*Supplied material*
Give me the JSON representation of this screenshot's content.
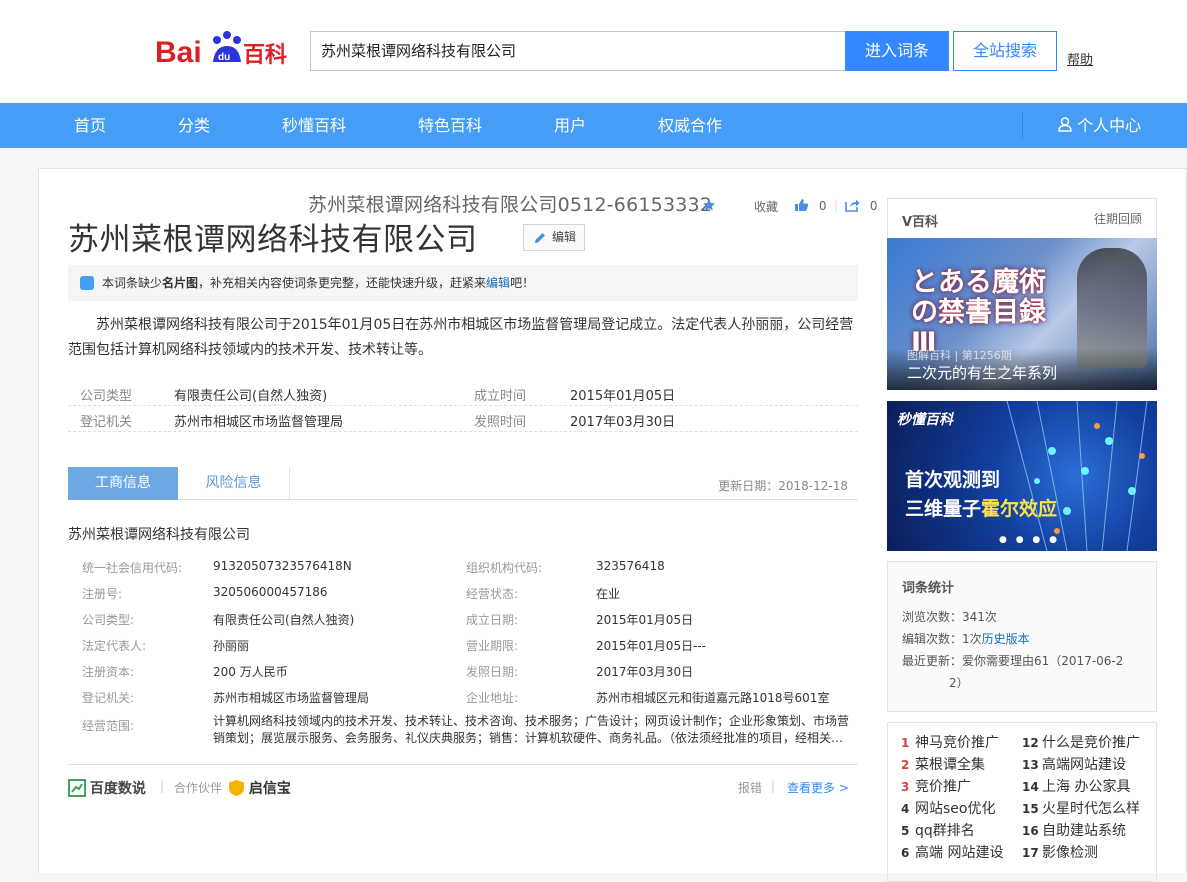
{
  "header": {
    "search_value": "苏州菜根谭网络科技有限公司",
    "enter_label": "进入词条",
    "all_search_label": "全站搜索",
    "help_label": "帮助"
  },
  "nav": {
    "items": [
      "首页",
      "分类",
      "秒懂百科",
      "特色百科",
      "用户",
      "权威合作"
    ],
    "user_center": "个人中心"
  },
  "watermark": "苏州菜根谭网络科技有限公司0512-66153332",
  "tools": {
    "collect": "收藏",
    "like_count": "0",
    "share_count": "0"
  },
  "title": "苏州菜根谭网络科技有限公司",
  "edit_label": "编辑",
  "notice": {
    "pre": "本词条缺少",
    "bold": "名片图",
    "mid": "，补充相关内容使词条更完整，还能快速升级，赶紧来",
    "link": "编辑",
    "post": "吧！"
  },
  "intro": "苏州菜根谭网络科技有限公司于2015年01月05日在苏州市相城区市场监督管理局登记成立。法定代表人孙丽丽，公司经营范围包括计算机网络科技领域内的技术开发、技术转让等。",
  "basic": [
    {
      "l1": "公司类型",
      "v1": "有限责任公司(自然人独资)",
      "l2": "成立时间",
      "v2": "2015年01月05日"
    },
    {
      "l1": "登记机关",
      "v1": "苏州市相城区市场监督管理局",
      "l2": "发照时间",
      "v2": "2017年03月30日"
    }
  ],
  "tabs": {
    "tab1": "工商信息",
    "tab2": "风险信息",
    "updated": "更新日期：2018-12-18"
  },
  "company_name": "苏州菜根谭网络科技有限公司",
  "info": [
    {
      "l1": "统一社会信用代码:",
      "v1": "91320507323576418N",
      "l2": "组织机构代码:",
      "v2": "323576418"
    },
    {
      "l1": "注册号:",
      "v1": "320506000457186",
      "l2": "经营状态:",
      "v2": "在业"
    },
    {
      "l1": "公司类型:",
      "v1": "有限责任公司(自然人独资)",
      "l2": "成立日期:",
      "v2": "2015年01月05日"
    },
    {
      "l1": "法定代表人:",
      "v1": "孙丽丽",
      "l2": "营业期限:",
      "v2": "2015年01月05日---"
    },
    {
      "l1": "注册资本:",
      "v1": "200 万人民币",
      "l2": "发照日期:",
      "v2": "2017年03月30日"
    },
    {
      "l1": "登记机关:",
      "v1": "苏州市相城区市场监督管理局",
      "l2": "企业地址:",
      "v2": "苏州市相城区元和街道嘉元路1018号601室"
    }
  ],
  "scope_label": "经营范围:",
  "scope": "计算机网络科技领域内的技术开发、技术转让、技术咨询、技术服务；广告设计；网页设计制作；企业形象策划、市场营销策划；展览展示服务、会务服务、礼仪庆典服务；销售：计算机软硬件、商务礼品。（依法须经批准的项目，经相关…",
  "footer": {
    "brand": "百度数说",
    "partner": "合作伙伴",
    "partner_name": "启信宝",
    "report": "报错",
    "more": "查看更多 >"
  },
  "side": {
    "v_title": "V百科",
    "v_past": "往期回顾",
    "img1_tag": "图解百科 | 第1256期",
    "img1_caption": "二次元的有生之年系列",
    "img1_art": "とある魔術の禁書目録Ⅲ",
    "img2_brand": "秒懂百科",
    "img2_line1": "首次观测到",
    "img2_line2a": "三维量子",
    "img2_line2b": "霍尔效应",
    "stats_title": "词条统计",
    "views_label": "浏览次数：",
    "views": "341次",
    "edits_label": "编辑次数：",
    "edits": "1次",
    "history": "历史版本",
    "updated_label": "最近更新：",
    "updated": "爱你需要理由61（2017-06-2",
    "updated2": "2）"
  },
  "rank": [
    {
      "n": "1",
      "t": "神马竞价推广"
    },
    {
      "n": "2",
      "t": "菜根谭全集"
    },
    {
      "n": "3",
      "t": "竞价推广"
    },
    {
      "n": "4",
      "t": "网站seo优化"
    },
    {
      "n": "5",
      "t": "qq群排名"
    },
    {
      "n": "6",
      "t": "高端 网站建设"
    },
    {
      "n": "12",
      "t": "什么是竞价推广"
    },
    {
      "n": "13",
      "t": "高端网站建设"
    },
    {
      "n": "14",
      "t": "上海 办公家具"
    },
    {
      "n": "15",
      "t": "火星时代怎么样"
    },
    {
      "n": "16",
      "t": "自助建站系统"
    },
    {
      "n": "17",
      "t": "影像检测"
    }
  ],
  "colors": {
    "accent": "#459df5",
    "button": "#3388ff",
    "logo_red": "#de1f26",
    "logo_blue": "#2d35d8"
  }
}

*Set exercise*
Exclude the pictures, and transcribe all of the material exactly.

*The solution*
Give me the JSON representation of this screenshot's content.
{
  "header": {
    "search_value": "苏州菜根谭网络科技有限公司",
    "enter_label": "进入词条",
    "all_search_label": "全站搜索",
    "help_label": "帮助"
  },
  "nav": {
    "items": [
      "首页",
      "分类",
      "秒懂百科",
      "特色百科",
      "用户",
      "权威合作"
    ],
    "user_center": "个人中心"
  },
  "watermark": "苏州菜根谭网络科技有限公司0512-66153332",
  "tools": {
    "collect": "收藏",
    "like_count": "0",
    "share_count": "0"
  },
  "title": "苏州菜根谭网络科技有限公司",
  "edit_label": "编辑",
  "notice": {
    "pre": "本词条缺少",
    "bold": "名片图",
    "mid": "，补充相关内容使词条更完整，还能快速升级，赶紧来",
    "link": "编辑",
    "post": "吧！"
  },
  "intro": "苏州菜根谭网络科技有限公司于2015年01月05日在苏州市相城区市场监督管理局登记成立。法定代表人孙丽丽，公司经营范围包括计算机网络科技领域内的技术开发、技术转让等。",
  "basic": [
    {
      "l1": "公司类型",
      "v1": "有限责任公司(自然人独资)",
      "l2": "成立时间",
      "v2": "2015年01月05日"
    },
    {
      "l1": "登记机关",
      "v1": "苏州市相城区市场监督管理局",
      "l2": "发照时间",
      "v2": "2017年03月30日"
    }
  ],
  "tabs": {
    "tab1": "工商信息",
    "tab2": "风险信息",
    "updated": "更新日期：2018-12-18"
  },
  "company_name": "苏州菜根谭网络科技有限公司",
  "info": [
    {
      "l1": "统一社会信用代码:",
      "v1": "91320507323576418N",
      "l2": "组织机构代码:",
      "v2": "323576418"
    },
    {
      "l1": "注册号:",
      "v1": "320506000457186",
      "l2": "经营状态:",
      "v2": "在业"
    },
    {
      "l1": "公司类型:",
      "v1": "有限责任公司(自然人独资)",
      "l2": "成立日期:",
      "v2": "2015年01月05日"
    },
    {
      "l1": "法定代表人:",
      "v1": "孙丽丽",
      "l2": "营业期限:",
      "v2": "2015年01月05日---"
    },
    {
      "l1": "注册资本:",
      "v1": "200 万人民币",
      "l2": "发照日期:",
      "v2": "2017年03月30日"
    },
    {
      "l1": "登记机关:",
      "v1": "苏州市相城区市场监督管理局",
      "l2": "企业地址:",
      "v2": "苏州市相城区元和街道嘉元路1018号601室"
    }
  ],
  "scope_label": "经营范围:",
  "scope": "计算机网络科技领域内的技术开发、技术转让、技术咨询、技术服务；广告设计；网页设计制作；企业形象策划、市场营销策划；展览展示服务、会务服务、礼仪庆典服务；销售：计算机软硬件、商务礼品。（依法须经批准的项目，经相关…",
  "footer": {
    "brand": "百度数说",
    "partner": "合作伙伴",
    "partner_name": "启信宝",
    "report": "报错",
    "more": "查看更多 >"
  },
  "side": {
    "v_title": "V百科",
    "v_past": "往期回顾",
    "img1_tag": "图解百科 | 第1256期",
    "img1_caption": "二次元的有生之年系列",
    "img1_art": "とある魔術の禁書目録Ⅲ",
    "img2_brand": "秒懂百科",
    "img2_line1": "首次观测到",
    "img2_line2a": "三维量子",
    "img2_line2b": "霍尔效应",
    "stats_title": "词条统计",
    "views_label": "浏览次数：",
    "views": "341次",
    "edits_label": "编辑次数：",
    "edits": "1次",
    "history": "历史版本",
    "updated_label": "最近更新：",
    "updated": "爱你需要理由61（2017-06-2",
    "updated2": "2）"
  },
  "rank": [
    {
      "n": "1",
      "t": "神马竞价推广"
    },
    {
      "n": "2",
      "t": "菜根谭全集"
    },
    {
      "n": "3",
      "t": "竞价推广"
    },
    {
      "n": "4",
      "t": "网站seo优化"
    },
    {
      "n": "5",
      "t": "qq群排名"
    },
    {
      "n": "6",
      "t": "高端 网站建设"
    },
    {
      "n": "12",
      "t": "什么是竞价推广"
    },
    {
      "n": "13",
      "t": "高端网站建设"
    },
    {
      "n": "14",
      "t": "上海 办公家具"
    },
    {
      "n": "15",
      "t": "火星时代怎么样"
    },
    {
      "n": "16",
      "t": "自助建站系统"
    },
    {
      "n": "17",
      "t": "影像检测"
    }
  ],
  "colors": {
    "accent": "#459df5",
    "button": "#3388ff",
    "logo_red": "#de1f26",
    "logo_blue": "#2d35d8"
  }
}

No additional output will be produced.